TASK TO COMPLETE.
Your job is to retype all of the data word for word, leaving every image out.

Records that describe figures.
========
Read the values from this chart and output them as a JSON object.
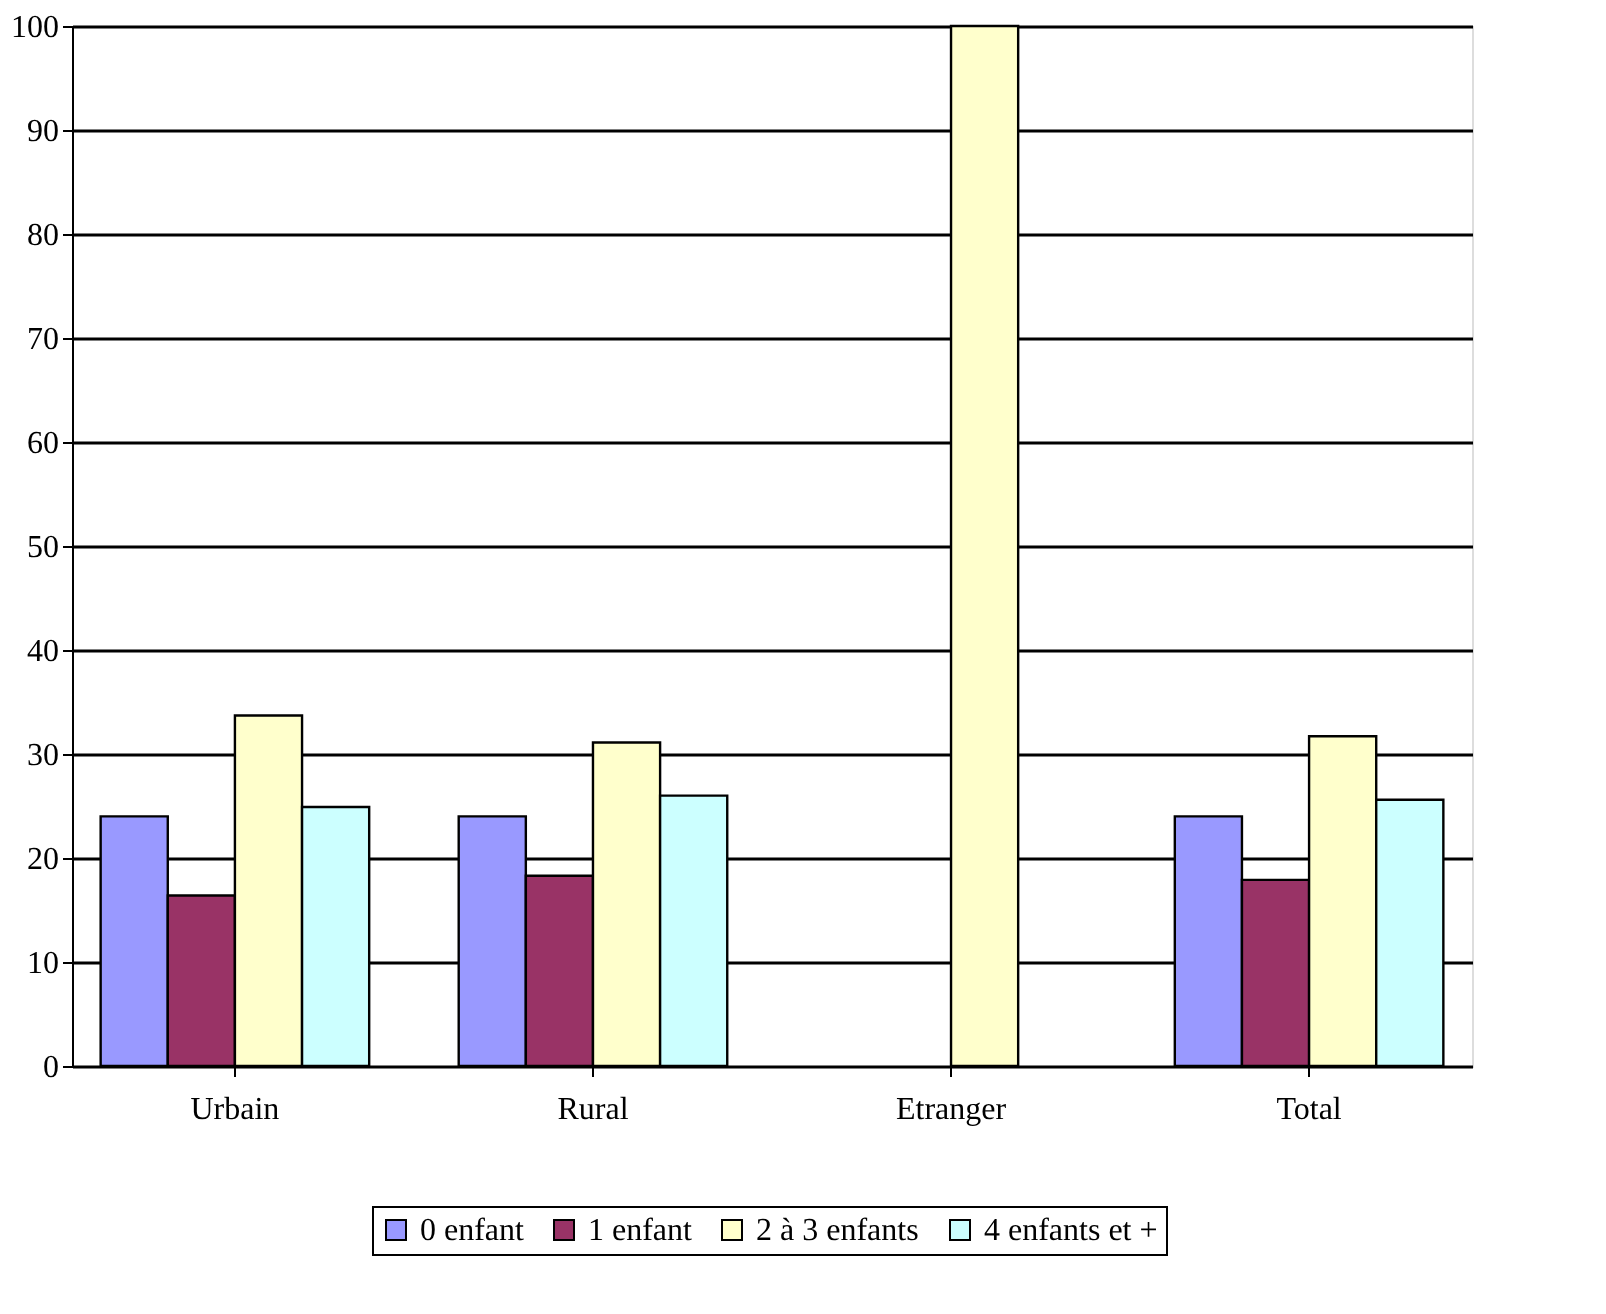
{
  "chart_data": {
    "type": "bar",
    "categories": [
      "Urbain",
      "Rural",
      "Etranger",
      "Total"
    ],
    "series": [
      {
        "name": "0 enfant",
        "color": "#9999ff",
        "values": [
          24,
          24,
          null,
          24
        ]
      },
      {
        "name": "1 enfant",
        "color": "#993366",
        "values": [
          16.4,
          18.3,
          null,
          17.9
        ]
      },
      {
        "name": "2 à 3 enfants",
        "color": "#ffffcc",
        "values": [
          33.7,
          31.1,
          100,
          31.7
        ]
      },
      {
        "name": "4 enfants et +",
        "color": "#ccffff",
        "values": [
          24.9,
          26,
          null,
          25.6
        ]
      }
    ],
    "ylim": [
      0,
      100
    ],
    "yticks": [
      0,
      10,
      20,
      30,
      40,
      50,
      60,
      70,
      80,
      90,
      100
    ],
    "grid": "y",
    "legend": "bottom"
  }
}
========
SOLUTION TO THE PROBLEM.
Read the values from this chart and output them as a JSON object.
{
  "chart_data": {
    "type": "bar",
    "categories": [
      "Urbain",
      "Rural",
      "Etranger",
      "Total"
    ],
    "series": [
      {
        "name": "0 enfant",
        "color": "#9999ff",
        "values": [
          24,
          24,
          null,
          24
        ]
      },
      {
        "name": "1 enfant",
        "color": "#993366",
        "values": [
          16.4,
          18.3,
          null,
          17.9
        ]
      },
      {
        "name": "2 à 3 enfants",
        "color": "#ffffcc",
        "values": [
          33.7,
          31.1,
          100,
          31.7
        ]
      },
      {
        "name": "4 enfants et +",
        "color": "#ccffff",
        "values": [
          24.9,
          26,
          null,
          25.6
        ]
      }
    ],
    "ylim": [
      0,
      100
    ],
    "yticks": [
      0,
      10,
      20,
      30,
      40,
      50,
      60,
      70,
      80,
      90,
      100
    ],
    "grid": "y",
    "legend": "bottom"
  }
}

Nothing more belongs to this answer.